---- AVAILABLE RECORDS
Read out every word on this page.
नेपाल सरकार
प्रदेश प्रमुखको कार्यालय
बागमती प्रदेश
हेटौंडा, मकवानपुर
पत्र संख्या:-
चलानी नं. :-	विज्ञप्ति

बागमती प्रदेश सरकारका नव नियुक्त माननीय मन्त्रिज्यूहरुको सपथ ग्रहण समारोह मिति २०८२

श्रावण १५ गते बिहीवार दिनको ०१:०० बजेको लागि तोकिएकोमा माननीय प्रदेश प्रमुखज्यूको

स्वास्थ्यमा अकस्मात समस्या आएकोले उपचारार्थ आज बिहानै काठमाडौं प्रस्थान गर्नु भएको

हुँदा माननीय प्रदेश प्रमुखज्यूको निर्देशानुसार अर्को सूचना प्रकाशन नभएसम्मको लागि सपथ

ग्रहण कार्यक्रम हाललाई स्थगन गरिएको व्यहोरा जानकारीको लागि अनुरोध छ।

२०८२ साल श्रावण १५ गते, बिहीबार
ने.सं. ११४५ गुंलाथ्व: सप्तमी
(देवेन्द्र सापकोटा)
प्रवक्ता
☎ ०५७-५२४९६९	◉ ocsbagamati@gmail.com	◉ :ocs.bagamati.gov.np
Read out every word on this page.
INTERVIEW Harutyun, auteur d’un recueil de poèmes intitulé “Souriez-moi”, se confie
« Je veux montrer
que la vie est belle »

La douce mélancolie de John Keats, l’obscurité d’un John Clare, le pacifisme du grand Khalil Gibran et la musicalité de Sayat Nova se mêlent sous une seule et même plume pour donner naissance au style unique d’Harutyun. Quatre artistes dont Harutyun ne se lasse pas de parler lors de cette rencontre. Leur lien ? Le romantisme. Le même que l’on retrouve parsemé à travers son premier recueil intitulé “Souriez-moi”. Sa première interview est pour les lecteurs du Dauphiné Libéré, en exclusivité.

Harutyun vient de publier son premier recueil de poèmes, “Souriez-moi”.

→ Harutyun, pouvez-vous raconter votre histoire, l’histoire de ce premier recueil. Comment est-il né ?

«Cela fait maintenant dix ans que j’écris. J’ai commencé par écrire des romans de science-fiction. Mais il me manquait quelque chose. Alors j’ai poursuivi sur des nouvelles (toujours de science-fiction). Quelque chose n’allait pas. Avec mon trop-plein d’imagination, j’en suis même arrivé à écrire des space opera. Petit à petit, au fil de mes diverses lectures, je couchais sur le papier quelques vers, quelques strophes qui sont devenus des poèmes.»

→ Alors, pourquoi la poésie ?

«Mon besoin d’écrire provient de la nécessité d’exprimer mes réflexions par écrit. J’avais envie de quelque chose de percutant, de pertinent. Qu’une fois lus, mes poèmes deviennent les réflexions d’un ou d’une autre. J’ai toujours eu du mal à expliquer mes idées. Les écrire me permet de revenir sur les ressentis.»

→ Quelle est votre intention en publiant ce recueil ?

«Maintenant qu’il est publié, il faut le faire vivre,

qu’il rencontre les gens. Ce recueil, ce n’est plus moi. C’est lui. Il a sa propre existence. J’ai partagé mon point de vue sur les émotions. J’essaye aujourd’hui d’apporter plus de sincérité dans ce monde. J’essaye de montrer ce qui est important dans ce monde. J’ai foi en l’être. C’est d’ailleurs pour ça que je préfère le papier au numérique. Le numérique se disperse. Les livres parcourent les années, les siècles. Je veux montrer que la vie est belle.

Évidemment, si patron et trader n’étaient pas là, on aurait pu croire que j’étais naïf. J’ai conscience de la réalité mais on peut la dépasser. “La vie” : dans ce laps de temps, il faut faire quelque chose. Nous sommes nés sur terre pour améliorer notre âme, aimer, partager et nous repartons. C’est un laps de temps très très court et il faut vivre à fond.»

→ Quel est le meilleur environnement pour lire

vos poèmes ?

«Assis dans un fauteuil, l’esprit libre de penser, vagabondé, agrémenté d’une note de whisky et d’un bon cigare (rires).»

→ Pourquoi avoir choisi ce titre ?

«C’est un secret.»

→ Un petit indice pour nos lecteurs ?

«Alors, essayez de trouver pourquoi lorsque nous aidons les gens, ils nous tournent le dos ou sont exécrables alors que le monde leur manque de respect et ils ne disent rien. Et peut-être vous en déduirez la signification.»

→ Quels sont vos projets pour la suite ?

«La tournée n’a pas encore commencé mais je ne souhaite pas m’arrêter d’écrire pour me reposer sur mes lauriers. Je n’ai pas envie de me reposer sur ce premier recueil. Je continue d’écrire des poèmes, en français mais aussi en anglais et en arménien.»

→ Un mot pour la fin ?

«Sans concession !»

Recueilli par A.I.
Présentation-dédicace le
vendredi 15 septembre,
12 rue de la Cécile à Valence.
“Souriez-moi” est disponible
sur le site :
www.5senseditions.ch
--------
__TO DO__: Each record must be returned exactly as it is written.

__FINISHED EXERCISE__:
Read out every word on this page.
नेपाल सरकार
प्रदेश प्रमुखको कार्यालय
बागमती प्रदेश
हेटौंडा, मकवानपुर
पत्र संख्या:-
चलानी नं. :-	विज्ञप्ति

बागमती प्रदेश सरकारका नव नियुक्त माननीय मन्त्रिज्यूहरुको सपथ ग्रहण समारोह मिति २०८२

श्रावण १५ गते बिहीवार दिनको ०१:०० बजेको लागि तोकिएकोमा माननीय प्रदेश प्रमुखज्यूको

स्वास्थ्यमा अकस्मात समस्या आएकोले उपचारार्थ आज बिहानै काठमाडौं प्रस्थान गर्नु भएको

हुँदा माननीय प्रदेश प्रमुखज्यूको निर्देशानुसार अर्को सूचना प्रकाशन नभएसम्मको लागि सपथ

ग्रहण कार्यक्रम हाललाई स्थगन गरिएको व्यहोरा जानकारीको लागि अनुरोध छ।

२०८२ साल श्रावण १५ गते, बिहीबार
ने.सं. ११४५ गुंलाथ्व: सप्तमी
(देवेन्द्र सापकोटा)
प्रवक्ता
☎ ०५७-५२४९६९	◉ ocsbagamati@gmail.com	◉ :ocs.bagamati.gov.np
Read out every word on this page.
INTERVIEW Harutyun, auteur d’un recueil de poèmes intitulé “Souriez-moi”, se confie
« Je veux montrer
que la vie est belle »

La douce mélancolie de John Keats, l’obscurité d’un John Clare, le pacifisme du grand Khalil Gibran et la musicalité de Sayat Nova se mêlent sous une seule et même plume pour donner naissance au style unique d’Harutyun. Quatre artistes dont Harutyun ne se lasse pas de parler lors de cette rencontre. Leur lien ? Le romantisme. Le même que l’on retrouve parsemé à travers son premier recueil intitulé “Souriez-moi”. Sa première interview est pour les lecteurs du Dauphiné Libéré, en exclusivité.

Harutyun vient de publier son premier recueil de poèmes, “Souriez-moi”.

→ Harutyun, pouvez-vous raconter votre histoire, l’histoire de ce premier recueil. Comment est-il né ?

«Cela fait maintenant dix ans que j’écris. J’ai commencé par écrire des romans de science-fiction. Mais il me manquait quelque chose. Alors j’ai poursuivi sur des nouvelles (toujours de science-fiction). Quelque chose n’allait pas. Avec mon trop-plein d’imagination, j’en suis même arrivé à écrire des space opera. Petit à petit, au fil de mes diverses lectures, je couchais sur le papier quelques vers, quelques strophes qui sont devenus des poèmes.»

→ Alors, pourquoi la poésie ?

«Mon besoin d’écrire provient de la nécessité d’exprimer mes réflexions par écrit. J’avais envie de quelque chose de percutant, de pertinent. Qu’une fois lus, mes poèmes deviennent les réflexions d’un ou d’une autre. J’ai toujours eu du mal à expliquer mes idées. Les écrire me permet de revenir sur les ressentis.»

→ Quelle est votre intention en publiant ce recueil ?

«Maintenant qu’il est publié, il faut le faire vivre,

qu’il rencontre les gens. Ce recueil, ce n’est plus moi. C’est lui. Il a sa propre existence. J’ai partagé mon point de vue sur les émotions. J’essaye aujourd’hui d’apporter plus de sincérité dans ce monde. J’essaye de montrer ce qui est important dans ce monde. J’ai foi en l’être. C’est d’ailleurs pour ça que je préfère le papier au numérique. Le numérique se disperse. Les livres parcourent les années, les siècles. Je veux montrer que la vie est belle.

Évidemment, si patron et trader n’étaient pas là, on aurait pu croire que j’étais naïf. J’ai conscience de la réalité mais on peut la dépasser. “La vie” : dans ce laps de temps, il faut faire quelque chose. Nous sommes nés sur terre pour améliorer notre âme, aimer, partager et nous repartons. C’est un laps de temps très très court et il faut vivre à fond.»

→ Quel est le meilleur environnement pour lire

vos poèmes ?

«Assis dans un fauteuil, l’esprit libre de penser, vagabondé, agrémenté d’une note de whisky et d’un bon cigare (rires).»

→ Pourquoi avoir choisi ce titre ?

«C’est un secret.»

→ Un petit indice pour nos lecteurs ?

«Alors, essayez de trouver pourquoi lorsque nous aidons les gens, ils nous tournent le dos ou sont exécrables alors que le monde leur manque de respect et ils ne disent rien. Et peut-être vous en déduirez la signification.»

→ Quels sont vos projets pour la suite ?

«La tournée n’a pas encore commencé mais je ne souhaite pas m’arrêter d’écrire pour me reposer sur mes lauriers. Je n’ai pas envie de me reposer sur ce premier recueil. Je continue d’écrire des poèmes, en français mais aussi en anglais et en arménien.»

→ Un mot pour la fin ?

«Sans concession !»

Recueilli par A.I.
Présentation-dédicace le
vendredi 15 septembre,
12 rue de la Cécile à Valence.
“Souriez-moi” est disponible
sur le site :
www.5senseditions.ch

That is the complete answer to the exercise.